# Task directions
Lay out every line of the entries below as a Markdown table with the columns "Row" and "Line": put a running row number in the first column and the line itself in the second, skipping blank lines. Leave the pictures out of the answer.

━━ Data provided

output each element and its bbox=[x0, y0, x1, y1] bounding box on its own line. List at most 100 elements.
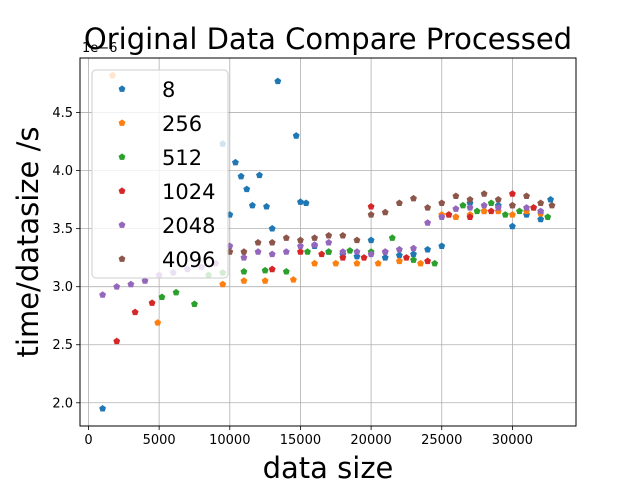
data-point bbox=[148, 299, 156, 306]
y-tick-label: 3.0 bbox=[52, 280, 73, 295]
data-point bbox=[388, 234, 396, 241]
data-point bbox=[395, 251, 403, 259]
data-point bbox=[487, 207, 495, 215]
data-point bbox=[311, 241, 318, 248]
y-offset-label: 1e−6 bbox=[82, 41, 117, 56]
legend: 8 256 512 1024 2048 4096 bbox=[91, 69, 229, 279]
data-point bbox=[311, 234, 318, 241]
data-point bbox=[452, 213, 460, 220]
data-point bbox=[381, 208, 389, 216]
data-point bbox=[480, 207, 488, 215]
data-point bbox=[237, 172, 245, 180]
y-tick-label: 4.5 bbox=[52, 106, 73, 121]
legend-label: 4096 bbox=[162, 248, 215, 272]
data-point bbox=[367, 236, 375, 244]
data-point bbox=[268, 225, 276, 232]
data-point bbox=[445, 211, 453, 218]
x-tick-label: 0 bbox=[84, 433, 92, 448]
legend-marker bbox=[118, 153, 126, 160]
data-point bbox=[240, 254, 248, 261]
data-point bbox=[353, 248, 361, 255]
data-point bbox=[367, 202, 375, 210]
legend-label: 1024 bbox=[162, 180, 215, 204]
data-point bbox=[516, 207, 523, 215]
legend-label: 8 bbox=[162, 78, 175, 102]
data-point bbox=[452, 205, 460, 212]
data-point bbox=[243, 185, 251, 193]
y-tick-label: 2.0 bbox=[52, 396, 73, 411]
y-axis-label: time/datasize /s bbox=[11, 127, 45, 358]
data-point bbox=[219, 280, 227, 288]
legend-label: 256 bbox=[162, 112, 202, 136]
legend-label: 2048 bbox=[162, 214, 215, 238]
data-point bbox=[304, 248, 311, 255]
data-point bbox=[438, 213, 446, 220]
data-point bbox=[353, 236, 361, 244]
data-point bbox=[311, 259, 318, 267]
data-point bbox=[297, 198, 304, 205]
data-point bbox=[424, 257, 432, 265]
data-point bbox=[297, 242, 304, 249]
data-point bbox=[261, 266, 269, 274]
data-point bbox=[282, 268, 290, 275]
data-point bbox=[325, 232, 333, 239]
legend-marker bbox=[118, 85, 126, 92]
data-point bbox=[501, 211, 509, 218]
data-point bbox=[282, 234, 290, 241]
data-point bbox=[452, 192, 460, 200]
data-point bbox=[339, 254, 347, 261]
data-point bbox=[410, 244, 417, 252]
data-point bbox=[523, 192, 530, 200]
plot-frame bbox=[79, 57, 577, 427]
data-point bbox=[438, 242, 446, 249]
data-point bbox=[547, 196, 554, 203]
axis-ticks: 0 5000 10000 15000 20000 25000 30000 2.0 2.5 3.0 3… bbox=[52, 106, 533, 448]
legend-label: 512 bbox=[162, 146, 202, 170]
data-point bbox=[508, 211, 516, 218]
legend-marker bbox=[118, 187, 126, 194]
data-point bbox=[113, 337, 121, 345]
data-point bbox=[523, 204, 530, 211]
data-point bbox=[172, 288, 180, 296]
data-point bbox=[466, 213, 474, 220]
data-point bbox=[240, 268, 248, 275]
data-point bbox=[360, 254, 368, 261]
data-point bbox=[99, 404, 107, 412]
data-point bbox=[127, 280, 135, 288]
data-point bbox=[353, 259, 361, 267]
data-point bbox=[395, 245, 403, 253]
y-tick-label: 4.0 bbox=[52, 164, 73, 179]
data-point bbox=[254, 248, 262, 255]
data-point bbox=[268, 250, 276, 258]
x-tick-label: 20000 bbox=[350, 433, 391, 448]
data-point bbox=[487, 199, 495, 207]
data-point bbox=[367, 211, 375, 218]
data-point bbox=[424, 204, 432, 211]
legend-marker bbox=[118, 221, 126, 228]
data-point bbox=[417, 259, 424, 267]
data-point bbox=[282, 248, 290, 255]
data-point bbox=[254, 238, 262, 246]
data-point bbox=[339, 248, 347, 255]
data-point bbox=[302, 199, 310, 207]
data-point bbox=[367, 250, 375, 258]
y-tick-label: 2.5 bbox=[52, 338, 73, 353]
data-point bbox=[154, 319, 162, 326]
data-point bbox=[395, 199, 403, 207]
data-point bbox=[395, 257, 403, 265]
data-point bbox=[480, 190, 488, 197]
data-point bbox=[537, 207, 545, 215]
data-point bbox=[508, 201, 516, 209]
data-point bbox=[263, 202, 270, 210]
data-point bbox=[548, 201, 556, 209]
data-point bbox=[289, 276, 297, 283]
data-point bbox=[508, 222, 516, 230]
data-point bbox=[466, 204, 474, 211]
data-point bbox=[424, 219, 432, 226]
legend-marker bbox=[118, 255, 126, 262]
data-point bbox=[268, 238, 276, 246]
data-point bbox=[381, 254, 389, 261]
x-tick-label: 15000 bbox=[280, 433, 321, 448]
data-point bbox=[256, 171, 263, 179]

━━━━

# Solution for this task
| Row | Line |
|---|---|
| 1 | output each element and its bbox=[x0, y0, x1, y1] bounding box on its own line. List at most 100 elements. |
| 2 | data-point bbox=[148, 299, 156, 306] |
| 3 | y-tick-label: 3.0 bbox=[52, 280, 73, 295] |
| 4 | data-point bbox=[388, 234, 396, 241] |
| 5 | data-point bbox=[395, 251, 403, 259] |
| 6 | data-point bbox=[487, 207, 495, 215] |
| 7 | data-point bbox=[311, 241, 318, 248] |
| 8 | y-offset-label: 1e−6 bbox=[82, 41, 117, 56] |
| 9 | legend: 8 256 512 1024 2048 4096 bbox=[91, 69, 229, 279] |
| 10 | data-point bbox=[311, 234, 318, 241] |
| 11 | data-point bbox=[452, 213, 460, 220] |
| 12 | data-point bbox=[381, 208, 389, 216] |
| 13 | data-point bbox=[480, 207, 488, 215] |
| 14 | data-point bbox=[237, 172, 245, 180] |
| 15 | y-tick-label: 4.5 bbox=[52, 106, 73, 121] |
| 16 | legend-label: 4096 bbox=[162, 248, 215, 272] |
| 17 | data-point bbox=[367, 236, 375, 244] |
| 18 | data-point bbox=[268, 225, 276, 232] |
| 19 | data-point bbox=[445, 211, 453, 218] |
| 20 | x-tick-label: 0 bbox=[84, 433, 92, 448] |
| 21 | legend-marker bbox=[118, 153, 126, 160] |
| 22 | data-point bbox=[240, 254, 248, 261] |
| 23 | data-point bbox=[353, 248, 361, 255] |
| 24 | data-point bbox=[367, 202, 375, 210] |
| 25 | legend-label: 1024 bbox=[162, 180, 215, 204] |
| 26 | data-point bbox=[516, 207, 523, 215] |
| 27 | legend-label: 8 bbox=[162, 78, 175, 102] |
| 28 | data-point bbox=[452, 205, 460, 212] |
| 29 | data-point bbox=[243, 185, 251, 193] |
| 30 | y-tick-label: 2.0 bbox=[52, 396, 73, 411] |
| 31 | y-axis-label: time/datasize /s bbox=[11, 127, 45, 358] |
| 32 | data-point bbox=[219, 280, 227, 288] |
| 33 | legend-label: 256 bbox=[162, 112, 202, 136] |
| 34 | legend-label: 2048 bbox=[162, 214, 215, 238] |
| 35 | data-point bbox=[304, 248, 311, 255] |
| 36 | data-point bbox=[438, 213, 446, 220] |
| 37 | data-point bbox=[353, 236, 361, 244] |
| 38 | data-point bbox=[311, 259, 318, 267] |
| 39 | data-point bbox=[297, 198, 304, 205] |
| 40 | data-point bbox=[424, 257, 432, 265] |
| 41 | data-point bbox=[297, 242, 304, 249] |
| 42 | data-point bbox=[261, 266, 269, 274] |
| 43 | data-point bbox=[282, 268, 290, 275] |
| 44 | data-point bbox=[325, 232, 333, 239] |
| 45 | legend-marker bbox=[118, 85, 126, 92] |
| 46 | data-point bbox=[501, 211, 509, 218] |
| 47 | data-point bbox=[282, 234, 290, 241] |
| 48 | data-point bbox=[452, 192, 460, 200] |
| 49 | data-point bbox=[339, 254, 347, 261] |
| 50 | data-point bbox=[410, 244, 417, 252] |
| 51 | data-point bbox=[523, 192, 530, 200] |
| 52 | plot-frame bbox=[79, 57, 577, 427] |
| 53 | data-point bbox=[438, 242, 446, 249] |
| 54 | data-point bbox=[547, 196, 554, 203] |
| 55 | axis-ticks: 0 5000 10000 15000 20000 25000 30000 2.0 2.5 3.0 3… bbox=[52, 106, 533, 448] |
| 56 | legend-label: 512 bbox=[162, 146, 202, 170] |
| 57 | data-point bbox=[508, 211, 516, 218] |
| 58 | legend-marker bbox=[118, 187, 126, 194] |
| 59 | data-point bbox=[113, 337, 121, 345] |
| 60 | data-point bbox=[523, 204, 530, 211] |
| 61 | data-point bbox=[172, 288, 180, 296] |
| 62 | data-point bbox=[466, 213, 474, 220] |
| 63 | data-point bbox=[240, 268, 248, 275] |
| 64 | data-point bbox=[360, 254, 368, 261] |
| 65 | data-point bbox=[99, 404, 107, 412] |
| 66 | data-point bbox=[127, 280, 135, 288] |
| 67 | data-point bbox=[353, 259, 361, 267] |
| 68 | data-point bbox=[395, 245, 403, 253] |
| 69 | y-tick-label: 4.0 bbox=[52, 164, 73, 179] |
| 70 | data-point bbox=[254, 248, 262, 255] |
| 71 | data-point bbox=[268, 250, 276, 258] |
| 72 | x-tick-label: 20000 bbox=[350, 433, 391, 448] |
| 73 | data-point bbox=[487, 199, 495, 207] |
| 74 | data-point bbox=[367, 211, 375, 218] |
| 75 | data-point bbox=[424, 204, 432, 211] |
| 76 | legend-marker bbox=[118, 221, 126, 228] |
| 77 | data-point bbox=[417, 259, 424, 267] |
| 78 | data-point bbox=[282, 248, 290, 255] |
| 79 | data-point bbox=[254, 238, 262, 246] |
| 80 | data-point bbox=[339, 248, 347, 255] |
| 81 | data-point bbox=[302, 199, 310, 207] |
| 82 | data-point bbox=[367, 250, 375, 258] |
| 83 | y-tick-label: 2.5 bbox=[52, 338, 73, 353] |
| 84 | data-point bbox=[154, 319, 162, 326] |
| 85 | data-point bbox=[395, 199, 403, 207] |
| 86 | data-point bbox=[395, 257, 403, 265] |
| 87 | data-point bbox=[480, 190, 488, 197] |
| 88 | data-point bbox=[537, 207, 545, 215] |
| 89 | data-point bbox=[508, 201, 516, 209] |
| 90 | data-point bbox=[263, 202, 270, 210] |
| 91 | data-point bbox=[548, 201, 556, 209] |
| 92 | data-point bbox=[289, 276, 297, 283] |
| 93 | data-point bbox=[508, 222, 516, 230] |
| 94 | data-point bbox=[466, 204, 474, 211] |
| 95 | data-point bbox=[424, 219, 432, 226] |
| 96 | legend-marker bbox=[118, 255, 126, 262] |
| 97 | data-point bbox=[268, 238, 276, 246] |
| 98 | data-point bbox=[381, 254, 389, 261] |
| 99 | x-tick-label: 15000 bbox=[280, 433, 321, 448] |
| 100 | data-point bbox=[256, 171, 263, 179] |